● **WORK TO DO**
Determine how many lines of the entries contain "International". Reply with that number alone.

-- Start --

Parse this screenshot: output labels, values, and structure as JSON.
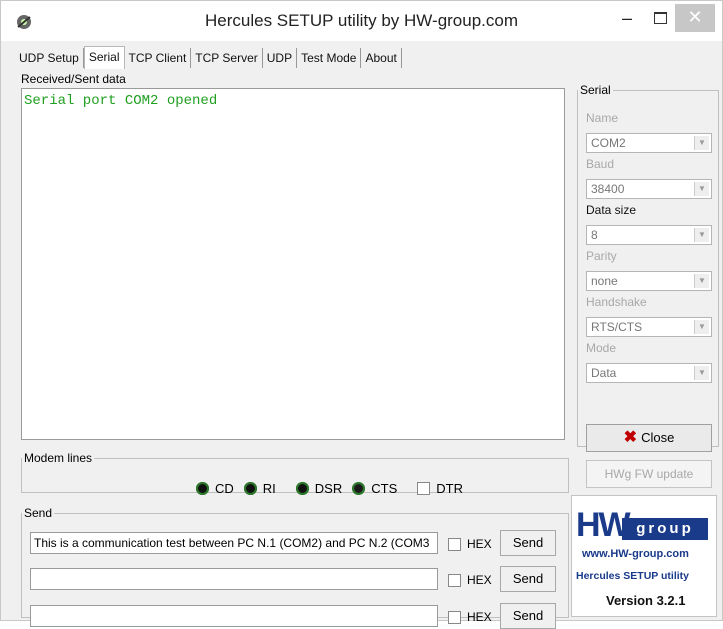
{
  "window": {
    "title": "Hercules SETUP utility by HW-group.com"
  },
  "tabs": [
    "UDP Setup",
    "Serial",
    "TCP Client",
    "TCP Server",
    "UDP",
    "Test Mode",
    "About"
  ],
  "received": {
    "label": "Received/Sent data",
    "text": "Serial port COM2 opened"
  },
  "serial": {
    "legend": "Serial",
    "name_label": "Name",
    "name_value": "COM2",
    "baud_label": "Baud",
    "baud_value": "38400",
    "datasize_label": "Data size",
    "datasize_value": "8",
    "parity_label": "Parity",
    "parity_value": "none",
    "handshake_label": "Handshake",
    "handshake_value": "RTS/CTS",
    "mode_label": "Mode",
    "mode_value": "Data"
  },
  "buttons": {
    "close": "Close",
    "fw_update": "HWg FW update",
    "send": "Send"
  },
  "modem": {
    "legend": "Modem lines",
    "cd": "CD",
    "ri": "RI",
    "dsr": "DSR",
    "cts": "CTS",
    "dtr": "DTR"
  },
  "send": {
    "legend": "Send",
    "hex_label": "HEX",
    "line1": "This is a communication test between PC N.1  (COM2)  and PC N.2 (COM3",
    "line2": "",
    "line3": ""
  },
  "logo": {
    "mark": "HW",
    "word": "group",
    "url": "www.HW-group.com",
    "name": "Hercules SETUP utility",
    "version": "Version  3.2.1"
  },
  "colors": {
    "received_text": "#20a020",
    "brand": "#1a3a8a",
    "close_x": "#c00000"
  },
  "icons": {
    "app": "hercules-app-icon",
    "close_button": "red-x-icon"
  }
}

-- End --
-- Start --

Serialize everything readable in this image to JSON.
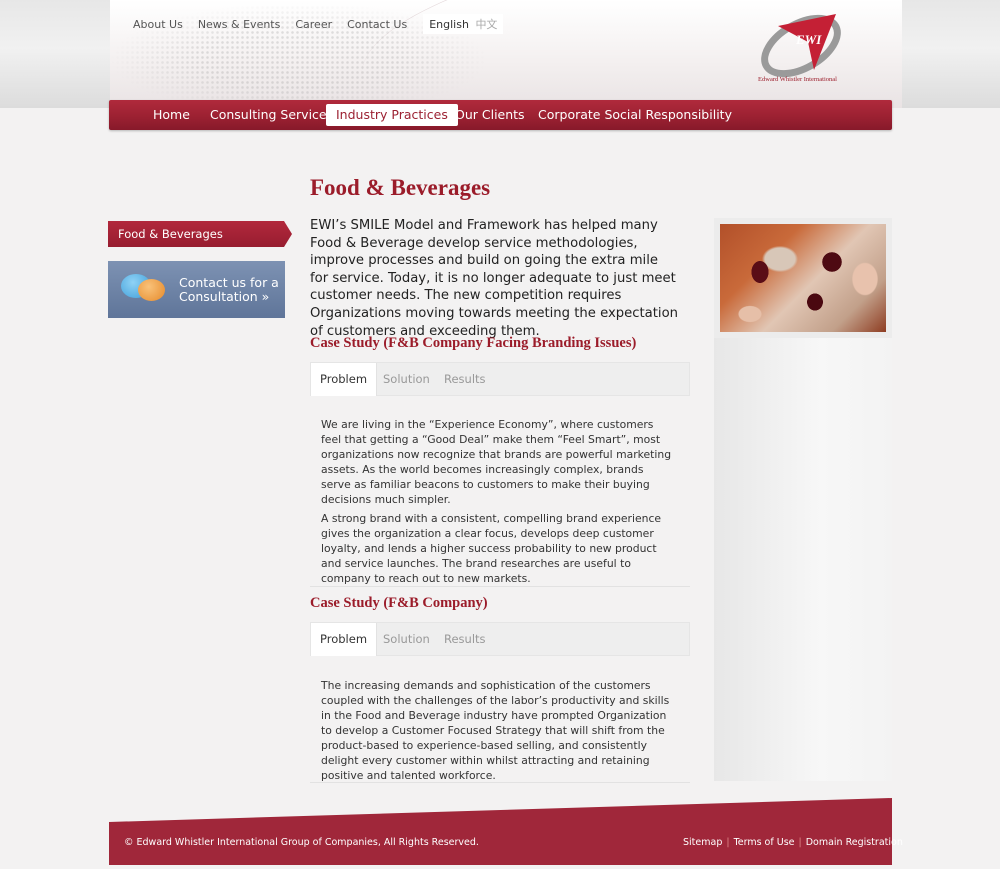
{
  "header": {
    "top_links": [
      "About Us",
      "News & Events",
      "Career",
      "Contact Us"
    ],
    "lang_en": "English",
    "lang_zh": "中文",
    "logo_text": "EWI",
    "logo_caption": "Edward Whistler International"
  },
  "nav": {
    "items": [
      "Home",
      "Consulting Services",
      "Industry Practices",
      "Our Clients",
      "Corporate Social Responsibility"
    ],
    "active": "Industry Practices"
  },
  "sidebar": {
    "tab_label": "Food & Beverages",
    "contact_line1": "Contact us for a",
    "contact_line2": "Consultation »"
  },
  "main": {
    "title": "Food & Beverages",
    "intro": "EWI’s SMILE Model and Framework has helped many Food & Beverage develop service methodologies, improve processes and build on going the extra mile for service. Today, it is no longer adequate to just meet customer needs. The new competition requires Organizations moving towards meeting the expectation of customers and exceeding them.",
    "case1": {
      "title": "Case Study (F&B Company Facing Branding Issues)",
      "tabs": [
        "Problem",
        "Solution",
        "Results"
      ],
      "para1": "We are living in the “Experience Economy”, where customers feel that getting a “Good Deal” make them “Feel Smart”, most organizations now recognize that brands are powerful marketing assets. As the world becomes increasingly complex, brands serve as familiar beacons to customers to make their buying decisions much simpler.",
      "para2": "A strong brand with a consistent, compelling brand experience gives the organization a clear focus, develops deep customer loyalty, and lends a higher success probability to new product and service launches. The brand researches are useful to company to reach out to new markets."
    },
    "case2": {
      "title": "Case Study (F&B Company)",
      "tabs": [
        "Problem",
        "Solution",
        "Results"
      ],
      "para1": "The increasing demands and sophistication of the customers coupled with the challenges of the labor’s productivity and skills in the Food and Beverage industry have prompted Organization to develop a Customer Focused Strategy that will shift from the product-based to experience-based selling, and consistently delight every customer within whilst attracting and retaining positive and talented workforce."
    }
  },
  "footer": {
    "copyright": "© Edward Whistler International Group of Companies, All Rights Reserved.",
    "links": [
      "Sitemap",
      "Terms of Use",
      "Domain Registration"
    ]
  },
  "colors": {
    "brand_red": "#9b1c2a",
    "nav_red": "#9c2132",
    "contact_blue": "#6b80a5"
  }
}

-- End --

● **TASK OUTPUT**
2